» TASK REQUIREMENTS:
Restate the entries below word for word, omitting nothing.

» SUPPLIED RECORDS:
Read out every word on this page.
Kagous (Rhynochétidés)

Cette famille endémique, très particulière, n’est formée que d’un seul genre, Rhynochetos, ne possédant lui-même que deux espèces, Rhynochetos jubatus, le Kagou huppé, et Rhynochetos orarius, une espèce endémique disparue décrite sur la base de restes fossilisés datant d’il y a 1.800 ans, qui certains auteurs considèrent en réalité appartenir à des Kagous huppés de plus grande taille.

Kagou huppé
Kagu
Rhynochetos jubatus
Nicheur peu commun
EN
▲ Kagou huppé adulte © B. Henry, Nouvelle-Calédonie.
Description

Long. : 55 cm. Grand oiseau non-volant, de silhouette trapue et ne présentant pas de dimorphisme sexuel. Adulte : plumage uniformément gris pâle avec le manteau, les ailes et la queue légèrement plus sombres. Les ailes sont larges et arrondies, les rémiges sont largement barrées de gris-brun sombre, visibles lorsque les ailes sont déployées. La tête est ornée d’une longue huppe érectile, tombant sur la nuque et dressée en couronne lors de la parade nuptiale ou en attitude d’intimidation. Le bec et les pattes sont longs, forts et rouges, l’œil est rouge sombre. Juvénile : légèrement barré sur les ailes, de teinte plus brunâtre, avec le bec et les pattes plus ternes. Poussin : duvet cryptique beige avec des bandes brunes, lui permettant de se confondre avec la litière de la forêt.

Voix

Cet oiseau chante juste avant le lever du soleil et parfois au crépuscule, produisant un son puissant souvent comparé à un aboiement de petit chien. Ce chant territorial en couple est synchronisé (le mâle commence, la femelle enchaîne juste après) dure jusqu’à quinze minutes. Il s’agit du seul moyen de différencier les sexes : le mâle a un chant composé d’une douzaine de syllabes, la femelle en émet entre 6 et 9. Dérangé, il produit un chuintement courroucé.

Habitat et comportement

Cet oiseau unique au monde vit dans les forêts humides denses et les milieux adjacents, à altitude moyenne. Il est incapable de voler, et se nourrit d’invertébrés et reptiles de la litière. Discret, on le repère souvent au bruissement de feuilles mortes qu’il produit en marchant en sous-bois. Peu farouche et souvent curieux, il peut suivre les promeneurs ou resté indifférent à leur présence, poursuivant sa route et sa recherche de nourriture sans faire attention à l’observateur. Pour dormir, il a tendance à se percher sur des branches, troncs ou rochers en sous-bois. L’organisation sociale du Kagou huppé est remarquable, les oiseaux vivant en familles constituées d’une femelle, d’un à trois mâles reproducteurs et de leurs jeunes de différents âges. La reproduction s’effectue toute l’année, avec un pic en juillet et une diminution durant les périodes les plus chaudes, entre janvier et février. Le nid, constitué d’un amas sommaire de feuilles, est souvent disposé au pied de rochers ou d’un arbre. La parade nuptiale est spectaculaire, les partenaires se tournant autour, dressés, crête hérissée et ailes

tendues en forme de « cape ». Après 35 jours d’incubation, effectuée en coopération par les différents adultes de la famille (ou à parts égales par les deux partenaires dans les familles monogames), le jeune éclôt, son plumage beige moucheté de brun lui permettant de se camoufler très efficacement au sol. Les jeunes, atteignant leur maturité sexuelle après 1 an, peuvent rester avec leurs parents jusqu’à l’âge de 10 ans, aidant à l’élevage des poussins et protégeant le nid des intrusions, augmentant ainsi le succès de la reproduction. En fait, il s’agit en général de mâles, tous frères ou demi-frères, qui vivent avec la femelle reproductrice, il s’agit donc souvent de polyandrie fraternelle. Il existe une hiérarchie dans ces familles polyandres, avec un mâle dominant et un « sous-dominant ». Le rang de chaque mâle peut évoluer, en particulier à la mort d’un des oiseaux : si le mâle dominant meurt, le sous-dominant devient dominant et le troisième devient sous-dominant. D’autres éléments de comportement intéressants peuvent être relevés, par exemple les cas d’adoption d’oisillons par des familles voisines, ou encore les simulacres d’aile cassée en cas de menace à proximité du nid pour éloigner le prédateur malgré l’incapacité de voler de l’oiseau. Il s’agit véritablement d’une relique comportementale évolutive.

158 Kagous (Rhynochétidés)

» CORRECT OUTPUT:
Read out every word on this page.
Kagous (Rhynochétidés)

Cette famille endémique, très particulière, n’est formée que d’un seul genre, Rhynochetos, ne possédant lui-même que deux espèces, Rhynochetos jubatus, le Kagou huppé, et Rhynochetos orarius, une espèce endémique disparue décrite sur la base de restes fossilisés datant d’il y a 1.800 ans, qui certains auteurs considèrent en réalité appartenir à des Kagous huppés de plus grande taille.

Kagou huppé
Kagu
Rhynochetos jubatus
Nicheur peu commun
EN
▲ Kagou huppé adulte © B. Henry, Nouvelle-Calédonie.
Description

Long. : 55 cm. Grand oiseau non-volant, de silhouette trapue et ne présentant pas de dimorphisme sexuel. Adulte : plumage uniformément gris pâle avec le manteau, les ailes et la queue légèrement plus sombres. Les ailes sont larges et arrondies, les rémiges sont largement barrées de gris-brun sombre, visibles lorsque les ailes sont déployées. La tête est ornée d’une longue huppe érectile, tombant sur la nuque et dressée en couronne lors de la parade nuptiale ou en attitude d’intimidation. Le bec et les pattes sont longs, forts et rouges, l’œil est rouge sombre. Juvénile : légèrement barré sur les ailes, de teinte plus brunâtre, avec le bec et les pattes plus ternes. Poussin : duvet cryptique beige avec des bandes brunes, lui permettant de se confondre avec la litière de la forêt.

Voix

Cet oiseau chante juste avant le lever du soleil et parfois au crépuscule, produisant un son puissant souvent comparé à un aboiement de petit chien. Ce chant territorial en couple est synchronisé (le mâle commence, la femelle enchaîne juste après) dure jusqu’à quinze minutes. Il s’agit du seul moyen de différencier les sexes : le mâle a un chant composé d’une douzaine de syllabes, la femelle en émet entre 6 et 9. Dérangé, il produit un chuintement courroucé.

Habitat et comportement

Cet oiseau unique au monde vit dans les forêts humides denses et les milieux adjacents, à altitude moyenne. Il est incapable de voler, et se nourrit d’invertébrés et reptiles de la litière. Discret, on le repère souvent au bruissement de feuilles mortes qu’il produit en marchant en sous-bois. Peu farouche et souvent curieux, il peut suivre les promeneurs ou resté indifférent à leur présence, poursuivant sa route et sa recherche de nourriture sans faire attention à l’observateur. Pour dormir, il a tendance à se percher sur des branches, troncs ou rochers en sous-bois. L’organisation sociale du Kagou huppé est remarquable, les oiseaux vivant en familles constituées d’une femelle, d’un à trois mâles reproducteurs et de leurs jeunes de différents âges. La reproduction s’effectue toute l’année, avec un pic en juillet et une diminution durant les périodes les plus chaudes, entre janvier et février. Le nid, constitué d’un amas sommaire de feuilles, est souvent disposé au pied de rochers ou d’un arbre. La parade nuptiale est spectaculaire, les partenaires se tournant autour, dressés, crête hérissée et ailes

tendues en forme de « cape ». Après 35 jours d’incubation, effectuée en coopération par les différents adultes de la famille (ou à parts égales par les deux partenaires dans les familles monogames), le jeune éclôt, son plumage beige moucheté de brun lui permettant de se camoufler très efficacement au sol. Les jeunes, atteignant leur maturité sexuelle après 1 an, peuvent rester avec leurs parents jusqu’à l’âge de 10 ans, aidant à l’élevage des poussins et protégeant le nid des intrusions, augmentant ainsi le succès de la reproduction. En fait, il s’agit en général de mâles, tous frères ou demi-frères, qui vivent avec la femelle reproductrice, il s’agit donc souvent de polyandrie fraternelle. Il existe une hiérarchie dans ces familles polyandres, avec un mâle dominant et un « sous-dominant ». Le rang de chaque mâle peut évoluer, en particulier à la mort d’un des oiseaux : si le mâle dominant meurt, le sous-dominant devient dominant et le troisième devient sous-dominant. D’autres éléments de comportement intéressants peuvent être relevés, par exemple les cas d’adoption d’oisillons par des familles voisines, ou encore les simulacres d’aile cassée en cas de menace à proximité du nid pour éloigner le prédateur malgré l’incapacité de voler de l’oiseau. Il s’agit véritablement d’une relique comportementale évolutive.

158 Kagous (Rhynochétidés)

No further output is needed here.